> INSTRUCTIONS FOR THE TASK
Turn the lines below, between the line holding "itemize the components" and the line holding "- bookmark-item[interactable]: B", inclusive, into a JSON list of strings, one per line, with blank lines left out. Omit the picture from the list.

> EXTRACTED INFORMATION
◆ ◆ ◆ ◆ ◆ ◆ ◆

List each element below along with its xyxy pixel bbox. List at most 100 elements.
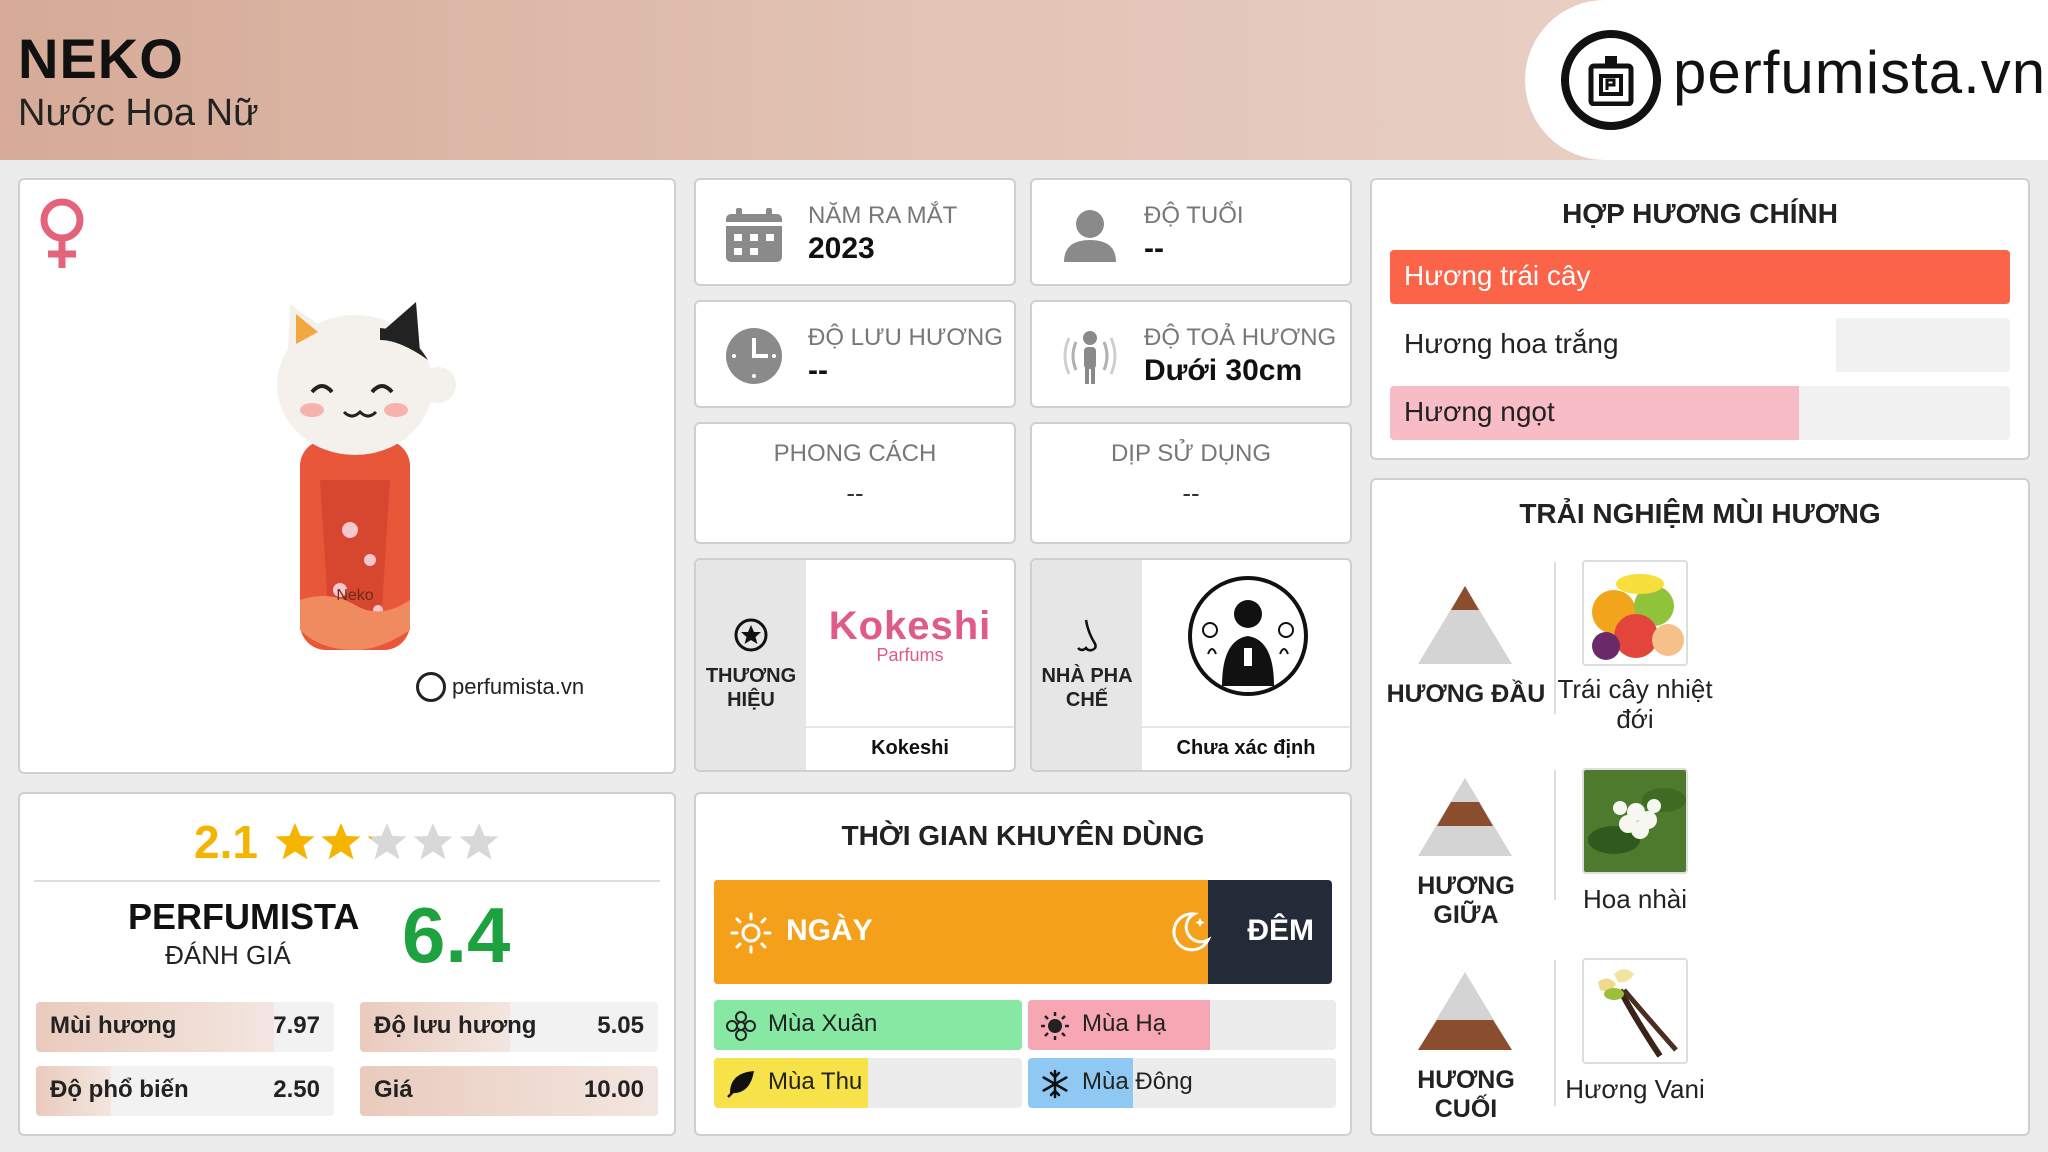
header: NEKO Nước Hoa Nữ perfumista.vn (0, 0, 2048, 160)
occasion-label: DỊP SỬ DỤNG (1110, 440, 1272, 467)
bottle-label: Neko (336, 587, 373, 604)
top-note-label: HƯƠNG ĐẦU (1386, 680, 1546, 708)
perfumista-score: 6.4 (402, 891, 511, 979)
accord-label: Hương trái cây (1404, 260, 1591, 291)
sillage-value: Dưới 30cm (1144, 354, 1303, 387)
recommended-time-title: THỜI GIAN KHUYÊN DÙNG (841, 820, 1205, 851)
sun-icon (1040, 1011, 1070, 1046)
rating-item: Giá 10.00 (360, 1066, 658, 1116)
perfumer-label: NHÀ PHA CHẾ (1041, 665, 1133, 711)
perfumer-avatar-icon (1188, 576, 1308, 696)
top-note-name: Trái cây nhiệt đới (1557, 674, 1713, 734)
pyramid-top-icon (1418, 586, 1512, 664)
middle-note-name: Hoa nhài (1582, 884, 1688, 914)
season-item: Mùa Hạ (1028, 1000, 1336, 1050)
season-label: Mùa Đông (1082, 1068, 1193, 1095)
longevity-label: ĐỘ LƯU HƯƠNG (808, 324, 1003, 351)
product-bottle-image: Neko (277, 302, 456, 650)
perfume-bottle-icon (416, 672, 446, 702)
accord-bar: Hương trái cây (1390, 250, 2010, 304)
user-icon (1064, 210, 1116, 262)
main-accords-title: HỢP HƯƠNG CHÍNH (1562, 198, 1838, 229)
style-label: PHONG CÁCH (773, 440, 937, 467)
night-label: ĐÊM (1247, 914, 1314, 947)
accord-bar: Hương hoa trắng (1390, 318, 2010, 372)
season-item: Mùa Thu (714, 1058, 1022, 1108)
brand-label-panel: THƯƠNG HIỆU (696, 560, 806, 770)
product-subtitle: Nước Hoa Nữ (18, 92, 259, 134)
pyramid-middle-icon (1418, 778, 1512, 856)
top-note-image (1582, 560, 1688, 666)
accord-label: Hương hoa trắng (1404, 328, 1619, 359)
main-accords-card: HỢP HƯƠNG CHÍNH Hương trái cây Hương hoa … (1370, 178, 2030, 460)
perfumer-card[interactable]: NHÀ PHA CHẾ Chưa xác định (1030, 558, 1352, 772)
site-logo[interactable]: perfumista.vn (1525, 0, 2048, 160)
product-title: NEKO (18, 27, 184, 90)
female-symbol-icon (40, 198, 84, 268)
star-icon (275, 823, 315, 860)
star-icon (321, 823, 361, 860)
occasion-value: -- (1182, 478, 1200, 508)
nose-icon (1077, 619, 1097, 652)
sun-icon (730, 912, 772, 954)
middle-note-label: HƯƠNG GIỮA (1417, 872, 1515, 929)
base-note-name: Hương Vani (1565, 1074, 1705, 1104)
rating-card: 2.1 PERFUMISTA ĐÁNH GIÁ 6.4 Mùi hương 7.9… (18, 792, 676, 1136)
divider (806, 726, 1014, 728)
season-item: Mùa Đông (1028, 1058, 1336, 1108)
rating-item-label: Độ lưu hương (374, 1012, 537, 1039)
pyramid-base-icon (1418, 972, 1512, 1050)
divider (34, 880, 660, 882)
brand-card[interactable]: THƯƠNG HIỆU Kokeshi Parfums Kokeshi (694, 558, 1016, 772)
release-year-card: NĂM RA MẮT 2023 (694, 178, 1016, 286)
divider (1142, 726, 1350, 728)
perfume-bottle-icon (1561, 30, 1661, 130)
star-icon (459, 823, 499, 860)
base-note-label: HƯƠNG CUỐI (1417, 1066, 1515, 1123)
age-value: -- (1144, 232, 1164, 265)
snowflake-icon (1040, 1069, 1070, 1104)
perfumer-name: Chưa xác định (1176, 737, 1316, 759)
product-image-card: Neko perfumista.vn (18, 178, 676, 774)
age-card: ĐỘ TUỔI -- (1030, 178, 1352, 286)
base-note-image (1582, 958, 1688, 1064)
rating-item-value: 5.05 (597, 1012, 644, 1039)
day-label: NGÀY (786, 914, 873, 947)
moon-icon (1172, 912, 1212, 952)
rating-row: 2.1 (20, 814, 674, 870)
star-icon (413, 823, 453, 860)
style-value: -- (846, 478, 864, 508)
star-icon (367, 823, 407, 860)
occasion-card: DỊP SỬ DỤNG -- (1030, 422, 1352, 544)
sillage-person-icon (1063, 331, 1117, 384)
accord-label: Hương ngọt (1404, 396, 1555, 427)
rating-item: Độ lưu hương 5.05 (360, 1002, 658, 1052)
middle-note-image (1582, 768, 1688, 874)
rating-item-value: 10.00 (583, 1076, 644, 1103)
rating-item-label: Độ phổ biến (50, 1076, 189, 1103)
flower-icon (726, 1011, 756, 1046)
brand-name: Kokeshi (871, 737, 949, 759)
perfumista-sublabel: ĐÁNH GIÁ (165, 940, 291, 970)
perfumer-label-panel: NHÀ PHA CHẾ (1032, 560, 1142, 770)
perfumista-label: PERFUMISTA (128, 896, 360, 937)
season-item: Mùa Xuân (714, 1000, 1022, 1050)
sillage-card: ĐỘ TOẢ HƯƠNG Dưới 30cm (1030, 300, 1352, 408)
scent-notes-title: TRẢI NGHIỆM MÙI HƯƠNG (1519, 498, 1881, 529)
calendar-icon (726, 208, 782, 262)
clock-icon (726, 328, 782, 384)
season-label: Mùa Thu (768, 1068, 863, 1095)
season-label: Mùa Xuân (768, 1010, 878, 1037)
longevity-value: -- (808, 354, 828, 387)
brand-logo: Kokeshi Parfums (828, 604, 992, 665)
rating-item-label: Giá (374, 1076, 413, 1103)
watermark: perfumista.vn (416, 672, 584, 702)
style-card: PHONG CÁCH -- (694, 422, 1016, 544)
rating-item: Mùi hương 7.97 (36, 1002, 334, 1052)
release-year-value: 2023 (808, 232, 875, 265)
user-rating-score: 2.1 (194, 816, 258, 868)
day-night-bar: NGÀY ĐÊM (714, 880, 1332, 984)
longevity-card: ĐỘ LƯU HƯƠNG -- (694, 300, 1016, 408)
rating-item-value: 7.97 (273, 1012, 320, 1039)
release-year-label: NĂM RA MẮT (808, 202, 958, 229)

◆ ◆ ◆ ◆ ◆ ◆ ◆

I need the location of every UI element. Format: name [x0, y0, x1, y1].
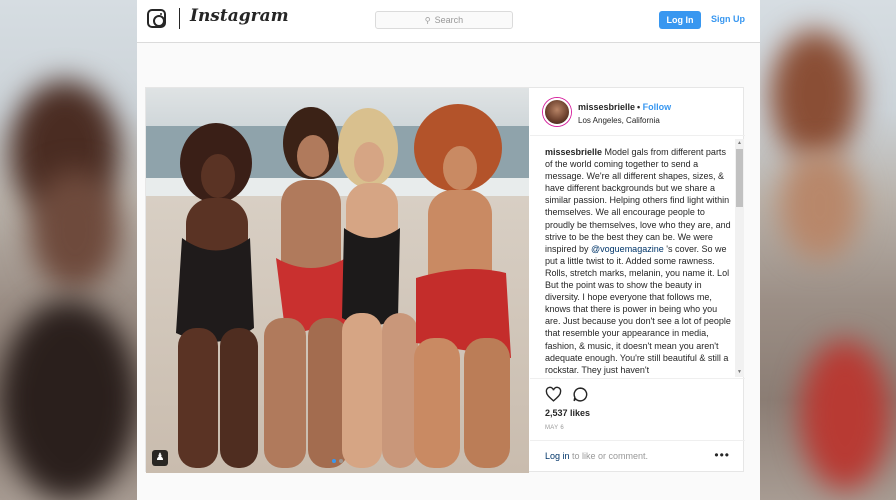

◆ ◆ ◆ ◆ ◆ ◆ ◆

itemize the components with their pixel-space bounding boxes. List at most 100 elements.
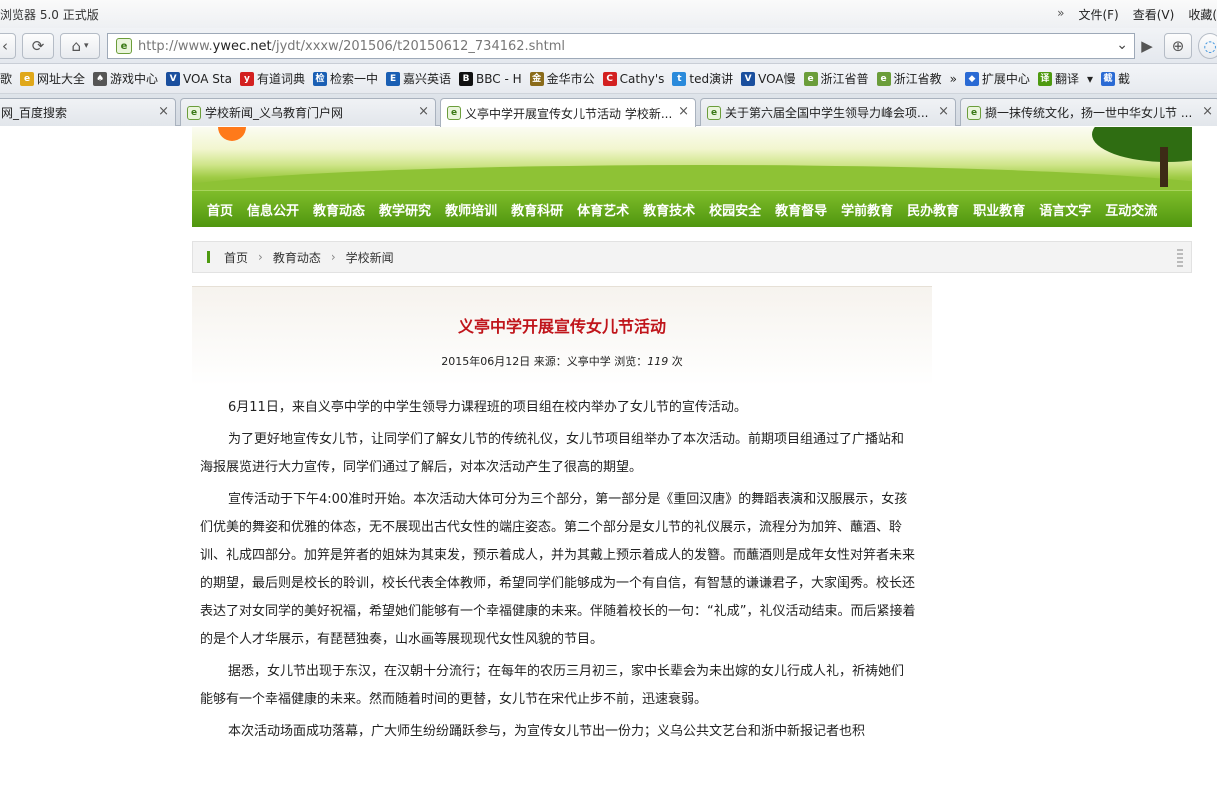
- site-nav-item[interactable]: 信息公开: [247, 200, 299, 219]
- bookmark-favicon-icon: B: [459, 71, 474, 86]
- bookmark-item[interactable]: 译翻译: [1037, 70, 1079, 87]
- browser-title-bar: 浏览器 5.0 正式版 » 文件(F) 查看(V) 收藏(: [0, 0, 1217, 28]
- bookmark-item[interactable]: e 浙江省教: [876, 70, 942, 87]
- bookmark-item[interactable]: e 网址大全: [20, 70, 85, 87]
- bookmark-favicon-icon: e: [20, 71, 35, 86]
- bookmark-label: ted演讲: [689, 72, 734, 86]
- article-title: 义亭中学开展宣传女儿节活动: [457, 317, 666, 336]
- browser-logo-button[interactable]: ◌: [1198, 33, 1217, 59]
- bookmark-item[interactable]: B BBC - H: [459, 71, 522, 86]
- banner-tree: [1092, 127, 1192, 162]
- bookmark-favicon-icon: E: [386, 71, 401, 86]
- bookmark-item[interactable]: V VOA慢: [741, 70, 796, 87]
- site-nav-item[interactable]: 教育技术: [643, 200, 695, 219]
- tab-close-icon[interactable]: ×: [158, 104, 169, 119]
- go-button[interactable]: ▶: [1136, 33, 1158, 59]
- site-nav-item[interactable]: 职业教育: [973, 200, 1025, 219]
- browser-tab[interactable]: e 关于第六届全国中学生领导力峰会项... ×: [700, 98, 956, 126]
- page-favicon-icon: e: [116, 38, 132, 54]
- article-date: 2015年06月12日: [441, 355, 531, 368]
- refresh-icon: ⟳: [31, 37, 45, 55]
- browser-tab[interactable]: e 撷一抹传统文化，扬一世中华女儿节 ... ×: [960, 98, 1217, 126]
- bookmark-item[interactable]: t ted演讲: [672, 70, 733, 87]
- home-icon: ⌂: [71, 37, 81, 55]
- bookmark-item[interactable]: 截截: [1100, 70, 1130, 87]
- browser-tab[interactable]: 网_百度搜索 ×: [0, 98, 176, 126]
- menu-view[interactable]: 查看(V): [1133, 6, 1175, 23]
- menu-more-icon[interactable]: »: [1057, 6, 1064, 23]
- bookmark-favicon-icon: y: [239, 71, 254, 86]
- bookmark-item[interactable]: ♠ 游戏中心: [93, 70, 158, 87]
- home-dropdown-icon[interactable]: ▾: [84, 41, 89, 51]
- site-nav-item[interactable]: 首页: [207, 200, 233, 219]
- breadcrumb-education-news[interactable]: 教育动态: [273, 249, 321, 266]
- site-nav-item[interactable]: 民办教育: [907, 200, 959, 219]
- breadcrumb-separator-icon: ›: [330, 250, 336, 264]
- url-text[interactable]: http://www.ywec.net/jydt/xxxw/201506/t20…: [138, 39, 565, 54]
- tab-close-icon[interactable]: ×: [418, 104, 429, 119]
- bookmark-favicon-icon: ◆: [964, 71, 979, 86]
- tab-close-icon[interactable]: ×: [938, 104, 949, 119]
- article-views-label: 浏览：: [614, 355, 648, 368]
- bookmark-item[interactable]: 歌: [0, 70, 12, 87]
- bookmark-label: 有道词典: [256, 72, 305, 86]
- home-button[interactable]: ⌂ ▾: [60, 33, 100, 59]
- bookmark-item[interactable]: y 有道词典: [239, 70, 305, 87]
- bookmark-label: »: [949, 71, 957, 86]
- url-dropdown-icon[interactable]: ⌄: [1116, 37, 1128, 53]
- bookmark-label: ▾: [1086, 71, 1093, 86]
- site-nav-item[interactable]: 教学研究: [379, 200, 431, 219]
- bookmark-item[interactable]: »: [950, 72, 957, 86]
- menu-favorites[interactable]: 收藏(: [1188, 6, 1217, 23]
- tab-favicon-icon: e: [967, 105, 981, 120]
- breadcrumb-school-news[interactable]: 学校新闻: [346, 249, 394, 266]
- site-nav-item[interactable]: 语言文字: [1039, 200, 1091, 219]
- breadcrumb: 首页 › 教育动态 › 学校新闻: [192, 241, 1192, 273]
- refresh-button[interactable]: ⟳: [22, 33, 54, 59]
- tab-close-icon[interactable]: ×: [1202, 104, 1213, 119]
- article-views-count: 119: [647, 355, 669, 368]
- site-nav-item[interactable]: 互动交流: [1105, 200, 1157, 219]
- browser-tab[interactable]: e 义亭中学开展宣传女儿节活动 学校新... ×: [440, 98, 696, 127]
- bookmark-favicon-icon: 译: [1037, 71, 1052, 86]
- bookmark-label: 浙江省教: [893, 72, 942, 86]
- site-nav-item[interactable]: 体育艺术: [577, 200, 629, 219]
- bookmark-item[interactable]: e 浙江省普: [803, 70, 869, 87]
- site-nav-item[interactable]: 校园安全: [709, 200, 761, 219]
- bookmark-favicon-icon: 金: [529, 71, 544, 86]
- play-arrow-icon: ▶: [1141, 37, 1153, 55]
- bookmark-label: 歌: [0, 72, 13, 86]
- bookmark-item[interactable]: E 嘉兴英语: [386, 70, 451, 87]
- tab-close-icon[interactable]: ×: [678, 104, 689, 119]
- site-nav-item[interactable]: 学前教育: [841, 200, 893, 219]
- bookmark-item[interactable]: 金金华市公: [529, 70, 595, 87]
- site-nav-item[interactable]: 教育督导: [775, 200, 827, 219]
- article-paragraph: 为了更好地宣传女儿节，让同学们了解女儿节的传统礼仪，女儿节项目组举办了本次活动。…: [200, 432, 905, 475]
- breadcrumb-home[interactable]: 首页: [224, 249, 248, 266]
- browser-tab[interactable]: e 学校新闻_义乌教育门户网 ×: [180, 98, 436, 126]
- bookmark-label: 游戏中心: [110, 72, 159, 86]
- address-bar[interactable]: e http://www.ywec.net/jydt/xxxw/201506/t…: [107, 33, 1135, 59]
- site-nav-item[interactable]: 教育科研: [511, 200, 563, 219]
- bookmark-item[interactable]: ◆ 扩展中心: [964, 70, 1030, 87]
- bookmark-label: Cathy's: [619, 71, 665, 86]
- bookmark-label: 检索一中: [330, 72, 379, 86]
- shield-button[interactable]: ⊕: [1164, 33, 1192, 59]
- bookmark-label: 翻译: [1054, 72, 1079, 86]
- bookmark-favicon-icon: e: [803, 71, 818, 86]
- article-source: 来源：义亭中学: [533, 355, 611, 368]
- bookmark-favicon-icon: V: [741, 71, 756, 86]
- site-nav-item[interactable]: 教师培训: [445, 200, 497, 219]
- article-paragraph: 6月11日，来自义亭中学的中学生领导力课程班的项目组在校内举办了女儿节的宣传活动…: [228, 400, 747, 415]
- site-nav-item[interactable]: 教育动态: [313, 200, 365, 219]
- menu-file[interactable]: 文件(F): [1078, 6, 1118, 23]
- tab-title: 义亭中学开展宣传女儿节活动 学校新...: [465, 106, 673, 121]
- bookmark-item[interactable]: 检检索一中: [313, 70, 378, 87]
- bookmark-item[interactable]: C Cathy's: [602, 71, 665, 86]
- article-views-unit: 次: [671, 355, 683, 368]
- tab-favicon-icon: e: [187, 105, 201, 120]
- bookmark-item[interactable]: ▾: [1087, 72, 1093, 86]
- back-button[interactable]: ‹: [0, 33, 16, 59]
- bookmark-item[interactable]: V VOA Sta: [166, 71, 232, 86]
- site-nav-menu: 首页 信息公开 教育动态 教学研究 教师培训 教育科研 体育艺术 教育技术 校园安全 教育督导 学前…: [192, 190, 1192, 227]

◆ ◆ ◆ ◆ ◆ ◆ ◆

> OUTPUT FOR THIS EXERCISE
[
  "itemize the components with their pixel-space bounding boxes. List at most 100 elements.",
  "- site-nav-item[interactable]: 信息公开: [247, 200, 299, 219]",
  "- bookmark-favicon-icon: B: [459, 71, 474, 86]",
  "- bookmark-item[interactable]: 译翻译: [1037, 70, 1079, 87]",
  "- browser-title-bar: 浏览器 5.0 正式版 » 文件(F) 查看(V) 收藏(: [0, 0, 1217, 28]",
  "- bookmark-item[interactable]: e 浙江省教: [876, 70, 942, 87]",
  "- bookmark-item[interactable]: e 网址大全: [20, 70, 85, 87]",
  "- bookmark-favicon-icon: e: [20, 71, 35, 86]",
  "- bookmark-label: ted演讲: [689, 72, 734, 86]",
  "- article-title: 义亭中学开展宣传女儿节活动: [457, 317, 666, 336]",
  "- browser-logo-button[interactable]: ◌: [1198, 33, 1217, 59]",
  "- bookmark-item[interactable]: B BBC - H: [459, 71, 522, 86]"
]